# [Short problem]
Print the records below word for word, but leave out the pictures.

══ Excerpted records

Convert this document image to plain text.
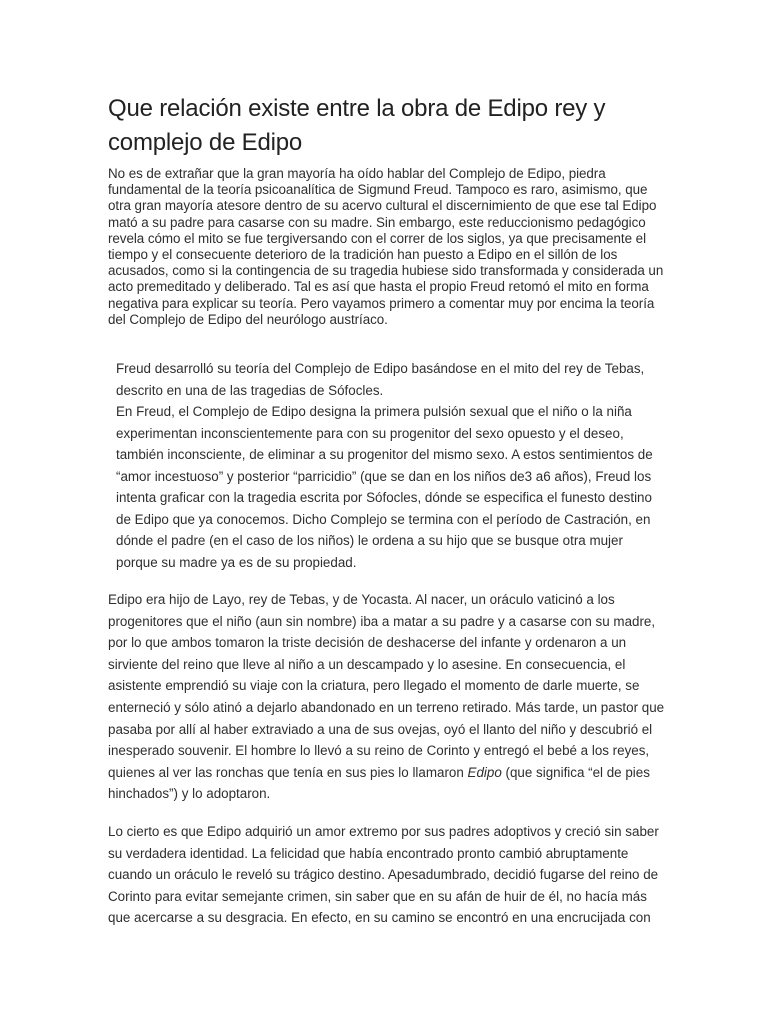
Que relación existe entre la obra de Edipo rey y complejo de Edipo

No es de extrañar que la gran mayoría ha oído hablar del Complejo de Edipo, piedra fundamental de la teoría psicoanalítica de Sigmund Freud. Tampoco es raro, asimismo, que otra gran mayoría atesore dentro de su acervo cultural el discernimiento de que ese tal Edipo mató a su padre para casarse con su madre. Sin embargo, este reduccionismo pedagógico revela cómo el mito se fue tergiversando con el correr de los siglos, ya que precisamente el tiempo y el consecuente deterioro de la tradición han puesto a Edipo en el sillón de los acusados, como si la contingencia de su tragedia hubiese sido transformada y considerada un acto premeditado y deliberado. Tal es así que hasta el propio Freud retomó el mito en forma negativa para explicar su teoría. Pero vayamos primero a comentar muy por encima la teoría del Complejo de Edipo del neurólogo austríaco.

Freud desarrolló su teoría del Complejo de Edipo basándose en el mito del rey de Tebas, descrito en una de las tragedias de Sófocles.

En Freud, el Complejo de Edipo designa la primera pulsión sexual que el niño o la niña experimentan inconscientemente para con su progenitor del sexo opuesto y el deseo, también inconsciente, de eliminar a su progenitor del mismo sexo. A estos sentimientos de “amor incestuoso” y posterior “parricidio” (que se dan en los niños de3 a6 años), Freud los intenta graficar con la tragedia escrita por Sófocles, dónde se especifica el funesto destino de Edipo que ya conocemos. Dicho Complejo se termina con el período de Castración, en dónde el padre (en el caso de los niños) le ordena a su hijo que se busque otra mujer porque su madre ya es de su propiedad.

Edipo era hijo de Layo, rey de Tebas, y de Yocasta. Al nacer, un oráculo vaticinó a los progenitores que el niño (aun sin nombre) iba a matar a su padre y a casarse con su madre, por lo que ambos tomaron la triste decisión de deshacerse del infante y ordenaron a un sirviente del reino que lleve al niño a un descampado y lo asesine. En consecuencia, el asistente emprendió su viaje con la criatura, pero llegado el momento de darle muerte, se enterneció y sólo atinó a dejarlo abandonado en un terreno retirado. Más tarde, un pastor que pasaba por allí al haber extraviado a una de sus ovejas, oyó el llanto del niño y descubrió el inesperado souvenir. El hombre lo llevó a su reino de Corinto y entregó el bebé a los reyes, quienes al ver las ronchas que tenía en sus pies lo llamaron Edipo (que significa “el de pies hinchados”) y lo adoptaron.

Lo cierto es que Edipo adquirió un amor extremo por sus padres adoptivos y creció sin saber su verdadera identidad. La felicidad que había encontrado pronto cambió abruptamente cuando un oráculo le reveló su trágico destino. Apesadumbrado, decidió fugarse del reino de Corinto para evitar semejante crimen, sin saber que en su afán de huir de él, no hacía más que acercarse a su desgracia. En efecto, en su camino se encontró en una encrucijada con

════

# [Result for this exercise]
Convert this document image to plain text.
Que relación existe entre la obra de Edipo rey y complejo de Edipo

No es de extrañar que la gran mayoría ha oído hablar del Complejo de Edipo, piedra fundamental de la teoría psicoanalítica de Sigmund Freud. Tampoco es raro, asimismo, que otra gran mayoría atesore dentro de su acervo cultural el discernimiento de que ese tal Edipo mató a su padre para casarse con su madre. Sin embargo, este reduccionismo pedagógico revela cómo el mito se fue tergiversando con el correr de los siglos, ya que precisamente el tiempo y el consecuente deterioro de la tradición han puesto a Edipo en el sillón de los acusados, como si la contingencia de su tragedia hubiese sido transformada y considerada un acto premeditado y deliberado. Tal es así que hasta el propio Freud retomó el mito en forma negativa para explicar su teoría. Pero vayamos primero a comentar muy por encima la teoría del Complejo de Edipo del neurólogo austríaco.

Freud desarrolló su teoría del Complejo de Edipo basándose en el mito del rey de Tebas, descrito en una de las tragedias de Sófocles.

En Freud, el Complejo de Edipo designa la primera pulsión sexual que el niño o la niña experimentan inconscientemente para con su progenitor del sexo opuesto y el deseo, también inconsciente, de eliminar a su progenitor del mismo sexo. A estos sentimientos de “amor incestuoso” y posterior “parricidio” (que se dan en los niños de3 a6 años), Freud los intenta graficar con la tragedia escrita por Sófocles, dónde se especifica el funesto destino de Edipo que ya conocemos. Dicho Complejo se termina con el período de Castración, en dónde el padre (en el caso de los niños) le ordena a su hijo que se busque otra mujer porque su madre ya es de su propiedad.

Edipo era hijo de Layo, rey de Tebas, y de Yocasta. Al nacer, un oráculo vaticinó a los progenitores que el niño (aun sin nombre) iba a matar a su padre y a casarse con su madre, por lo que ambos tomaron la triste decisión de deshacerse del infante y ordenaron a un sirviente del reino que lleve al niño a un descampado y lo asesine. En consecuencia, el asistente emprendió su viaje con la criatura, pero llegado el momento de darle muerte, se enterneció y sólo atinó a dejarlo abandonado en un terreno retirado. Más tarde, un pastor que pasaba por allí al haber extraviado a una de sus ovejas, oyó el llanto del niño y descubrió el inesperado souvenir. El hombre lo llevó a su reino de Corinto y entregó el bebé a los reyes, quienes al ver las ronchas que tenía en sus pies lo llamaron Edipo (que significa “el de pies hinchados”) y lo adoptaron.

Lo cierto es que Edipo adquirió un amor extremo por sus padres adoptivos y creció sin saber su verdadera identidad. La felicidad que había encontrado pronto cambió abruptamente cuando un oráculo le reveló su trágico destino. Apesadumbrado, decidió fugarse del reino de Corinto para evitar semejante crimen, sin saber que en su afán de huir de él, no hacía más que acercarse a su desgracia. En efecto, en su camino se encontró en una encrucijada con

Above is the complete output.